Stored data
..............................
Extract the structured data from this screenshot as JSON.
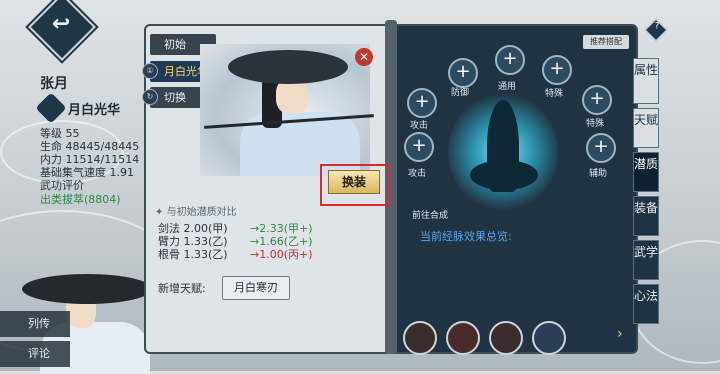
{
  "character": {
    "name": "张月",
    "title": "月白光华",
    "stats": [
      {
        "label": "等级 55"
      },
      {
        "label": "生命 48445/48445"
      },
      {
        "label": "内力 11514/11514"
      },
      {
        "label": "基础集气速度 1.91"
      },
      {
        "label": "武功评价"
      },
      {
        "label": "出类拔萃(8804)"
      }
    ]
  },
  "side_buttons": [
    "列传",
    "评论"
  ],
  "left_panel": {
    "tags": [
      {
        "label": "初始"
      },
      {
        "label": "月白光华",
        "icon": "①"
      },
      {
        "label": "切换"
      }
    ],
    "swap_label": "换装",
    "compare_title": "与初始潜质对比",
    "compare_rows": [
      {
        "name": "剑法 2.00(甲)",
        "value": "→2.33(甲+)",
        "dir": "up"
      },
      {
        "name": "臂力 1.33(乙)",
        "value": "→1.66(乙+)",
        "dir": "up"
      },
      {
        "name": "根骨 1.33(乙)",
        "value": "→1.00(丙+)",
        "dir": "down"
      }
    ],
    "talent_label": "新增天赋:",
    "talent_value": "月白寒刃"
  },
  "right_panel": {
    "recommend_label": "推荐搭配",
    "nodes": [
      {
        "label": "防御"
      },
      {
        "label": "通用"
      },
      {
        "label": "特殊"
      },
      {
        "label": "攻击"
      },
      {
        "label": "特殊"
      },
      {
        "label": "攻击"
      },
      {
        "label": "辅助"
      }
    ],
    "synth_label": "前往合成",
    "overview_label": "当前经脉效果总览:"
  },
  "tabs": [
    "属性",
    "天赋",
    "潜质",
    "装备",
    "武学",
    "心法"
  ],
  "colors": {
    "accent": "#1f3342",
    "highlight": "#e0272b",
    "up": "#2e8a3d",
    "down": "#d0283a"
  }
}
..............................
▶ _Task directions_: Generate a word-for-word copy of the preceding records, excluding all pictures.

▶ _Answer for this exercise_:
Extract the structured data from this screenshot as JSON.
{
  "character": {
    "name": "张月",
    "title": "月白光华",
    "stats": [
      {
        "label": "等级 55"
      },
      {
        "label": "生命 48445/48445"
      },
      {
        "label": "内力 11514/11514"
      },
      {
        "label": "基础集气速度 1.91"
      },
      {
        "label": "武功评价"
      },
      {
        "label": "出类拔萃(8804)"
      }
    ]
  },
  "side_buttons": [
    "列传",
    "评论"
  ],
  "left_panel": {
    "tags": [
      {
        "label": "初始"
      },
      {
        "label": "月白光华",
        "icon": "①"
      },
      {
        "label": "切换"
      }
    ],
    "swap_label": "换装",
    "compare_title": "与初始潜质对比",
    "compare_rows": [
      {
        "name": "剑法 2.00(甲)",
        "value": "→2.33(甲+)",
        "dir": "up"
      },
      {
        "name": "臂力 1.33(乙)",
        "value": "→1.66(乙+)",
        "dir": "up"
      },
      {
        "name": "根骨 1.33(乙)",
        "value": "→1.00(丙+)",
        "dir": "down"
      }
    ],
    "talent_label": "新增天赋:",
    "talent_value": "月白寒刃"
  },
  "right_panel": {
    "recommend_label": "推荐搭配",
    "nodes": [
      {
        "label": "防御"
      },
      {
        "label": "通用"
      },
      {
        "label": "特殊"
      },
      {
        "label": "攻击"
      },
      {
        "label": "特殊"
      },
      {
        "label": "攻击"
      },
      {
        "label": "辅助"
      }
    ],
    "synth_label": "前往合成",
    "overview_label": "当前经脉效果总览:"
  },
  "tabs": [
    "属性",
    "天赋",
    "潜质",
    "装备",
    "武学",
    "心法"
  ],
  "colors": {
    "accent": "#1f3342",
    "highlight": "#e0272b",
    "up": "#2e8a3d",
    "down": "#d0283a"
  }
}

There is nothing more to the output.